* ENTRIES SHOWN *

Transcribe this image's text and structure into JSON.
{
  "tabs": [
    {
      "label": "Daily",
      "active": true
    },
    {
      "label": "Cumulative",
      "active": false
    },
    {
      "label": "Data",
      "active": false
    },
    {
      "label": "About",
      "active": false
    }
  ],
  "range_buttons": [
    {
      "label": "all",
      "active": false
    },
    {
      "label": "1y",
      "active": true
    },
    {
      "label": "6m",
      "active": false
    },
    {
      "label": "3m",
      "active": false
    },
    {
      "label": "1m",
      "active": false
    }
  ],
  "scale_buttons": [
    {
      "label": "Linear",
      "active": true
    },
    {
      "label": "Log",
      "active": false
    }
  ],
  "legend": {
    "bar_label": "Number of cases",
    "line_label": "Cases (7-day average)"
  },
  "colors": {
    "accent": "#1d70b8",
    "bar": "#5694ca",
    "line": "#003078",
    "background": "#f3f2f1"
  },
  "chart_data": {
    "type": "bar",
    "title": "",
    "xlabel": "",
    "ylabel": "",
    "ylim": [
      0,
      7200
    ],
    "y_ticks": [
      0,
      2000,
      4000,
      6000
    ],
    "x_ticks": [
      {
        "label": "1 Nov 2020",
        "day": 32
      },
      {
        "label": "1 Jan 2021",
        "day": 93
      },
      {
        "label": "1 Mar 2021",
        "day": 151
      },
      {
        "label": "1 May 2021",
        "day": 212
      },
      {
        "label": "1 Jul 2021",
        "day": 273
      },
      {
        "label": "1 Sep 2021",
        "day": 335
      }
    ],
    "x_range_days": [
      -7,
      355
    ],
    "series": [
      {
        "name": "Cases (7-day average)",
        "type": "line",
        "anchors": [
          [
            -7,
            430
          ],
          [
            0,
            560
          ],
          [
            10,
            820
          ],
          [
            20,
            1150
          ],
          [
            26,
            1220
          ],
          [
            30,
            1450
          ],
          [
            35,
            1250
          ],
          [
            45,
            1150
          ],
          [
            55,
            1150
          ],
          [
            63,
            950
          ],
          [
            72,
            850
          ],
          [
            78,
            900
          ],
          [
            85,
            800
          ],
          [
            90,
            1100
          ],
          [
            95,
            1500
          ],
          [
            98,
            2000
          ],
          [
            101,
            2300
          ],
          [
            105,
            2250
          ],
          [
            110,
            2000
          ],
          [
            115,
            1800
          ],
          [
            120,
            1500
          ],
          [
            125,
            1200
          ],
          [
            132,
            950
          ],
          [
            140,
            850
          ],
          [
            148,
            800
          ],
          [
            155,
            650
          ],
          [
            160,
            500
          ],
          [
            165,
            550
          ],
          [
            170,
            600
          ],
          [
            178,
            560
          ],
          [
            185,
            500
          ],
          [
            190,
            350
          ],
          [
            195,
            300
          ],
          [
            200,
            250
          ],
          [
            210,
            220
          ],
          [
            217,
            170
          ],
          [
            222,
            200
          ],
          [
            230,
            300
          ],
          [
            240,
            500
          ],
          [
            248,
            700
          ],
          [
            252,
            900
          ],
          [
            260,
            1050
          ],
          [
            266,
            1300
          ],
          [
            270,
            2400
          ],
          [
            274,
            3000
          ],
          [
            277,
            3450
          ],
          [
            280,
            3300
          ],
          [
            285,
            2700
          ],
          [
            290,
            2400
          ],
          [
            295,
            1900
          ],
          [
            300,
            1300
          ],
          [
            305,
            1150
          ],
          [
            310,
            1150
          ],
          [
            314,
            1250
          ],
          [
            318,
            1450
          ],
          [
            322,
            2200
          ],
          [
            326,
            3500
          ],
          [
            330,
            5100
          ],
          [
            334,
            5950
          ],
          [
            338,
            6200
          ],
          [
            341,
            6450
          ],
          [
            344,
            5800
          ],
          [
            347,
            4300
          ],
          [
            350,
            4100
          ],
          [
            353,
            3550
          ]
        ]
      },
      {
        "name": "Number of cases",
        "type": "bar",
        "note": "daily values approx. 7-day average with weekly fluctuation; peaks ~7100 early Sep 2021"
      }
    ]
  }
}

* EXERCISE INSTRUCTIONS *
Set down each entry again, unchanged.

* OUTPUT BELOW *
Transcribe this image's text and structure into JSON.
{
  "tabs": [
    {
      "label": "Daily",
      "active": true
    },
    {
      "label": "Cumulative",
      "active": false
    },
    {
      "label": "Data",
      "active": false
    },
    {
      "label": "About",
      "active": false
    }
  ],
  "range_buttons": [
    {
      "label": "all",
      "active": false
    },
    {
      "label": "1y",
      "active": true
    },
    {
      "label": "6m",
      "active": false
    },
    {
      "label": "3m",
      "active": false
    },
    {
      "label": "1m",
      "active": false
    }
  ],
  "scale_buttons": [
    {
      "label": "Linear",
      "active": true
    },
    {
      "label": "Log",
      "active": false
    }
  ],
  "legend": {
    "bar_label": "Number of cases",
    "line_label": "Cases (7-day average)"
  },
  "colors": {
    "accent": "#1d70b8",
    "bar": "#5694ca",
    "line": "#003078",
    "background": "#f3f2f1"
  },
  "chart_data": {
    "type": "bar",
    "title": "",
    "xlabel": "",
    "ylabel": "",
    "ylim": [
      0,
      7200
    ],
    "y_ticks": [
      0,
      2000,
      4000,
      6000
    ],
    "x_ticks": [
      {
        "label": "1 Nov 2020",
        "day": 32
      },
      {
        "label": "1 Jan 2021",
        "day": 93
      },
      {
        "label": "1 Mar 2021",
        "day": 151
      },
      {
        "label": "1 May 2021",
        "day": 212
      },
      {
        "label": "1 Jul 2021",
        "day": 273
      },
      {
        "label": "1 Sep 2021",
        "day": 335
      }
    ],
    "x_range_days": [
      -7,
      355
    ],
    "series": [
      {
        "name": "Cases (7-day average)",
        "type": "line",
        "anchors": [
          [
            -7,
            430
          ],
          [
            0,
            560
          ],
          [
            10,
            820
          ],
          [
            20,
            1150
          ],
          [
            26,
            1220
          ],
          [
            30,
            1450
          ],
          [
            35,
            1250
          ],
          [
            45,
            1150
          ],
          [
            55,
            1150
          ],
          [
            63,
            950
          ],
          [
            72,
            850
          ],
          [
            78,
            900
          ],
          [
            85,
            800
          ],
          [
            90,
            1100
          ],
          [
            95,
            1500
          ],
          [
            98,
            2000
          ],
          [
            101,
            2300
          ],
          [
            105,
            2250
          ],
          [
            110,
            2000
          ],
          [
            115,
            1800
          ],
          [
            120,
            1500
          ],
          [
            125,
            1200
          ],
          [
            132,
            950
          ],
          [
            140,
            850
          ],
          [
            148,
            800
          ],
          [
            155,
            650
          ],
          [
            160,
            500
          ],
          [
            165,
            550
          ],
          [
            170,
            600
          ],
          [
            178,
            560
          ],
          [
            185,
            500
          ],
          [
            190,
            350
          ],
          [
            195,
            300
          ],
          [
            200,
            250
          ],
          [
            210,
            220
          ],
          [
            217,
            170
          ],
          [
            222,
            200
          ],
          [
            230,
            300
          ],
          [
            240,
            500
          ],
          [
            248,
            700
          ],
          [
            252,
            900
          ],
          [
            260,
            1050
          ],
          [
            266,
            1300
          ],
          [
            270,
            2400
          ],
          [
            274,
            3000
          ],
          [
            277,
            3450
          ],
          [
            280,
            3300
          ],
          [
            285,
            2700
          ],
          [
            290,
            2400
          ],
          [
            295,
            1900
          ],
          [
            300,
            1300
          ],
          [
            305,
            1150
          ],
          [
            310,
            1150
          ],
          [
            314,
            1250
          ],
          [
            318,
            1450
          ],
          [
            322,
            2200
          ],
          [
            326,
            3500
          ],
          [
            330,
            5100
          ],
          [
            334,
            5950
          ],
          [
            338,
            6200
          ],
          [
            341,
            6450
          ],
          [
            344,
            5800
          ],
          [
            347,
            4300
          ],
          [
            350,
            4100
          ],
          [
            353,
            3550
          ]
        ]
      },
      {
        "name": "Number of cases",
        "type": "bar",
        "note": "daily values approx. 7-day average with weekly fluctuation; peaks ~7100 early Sep 2021"
      }
    ]
  }
}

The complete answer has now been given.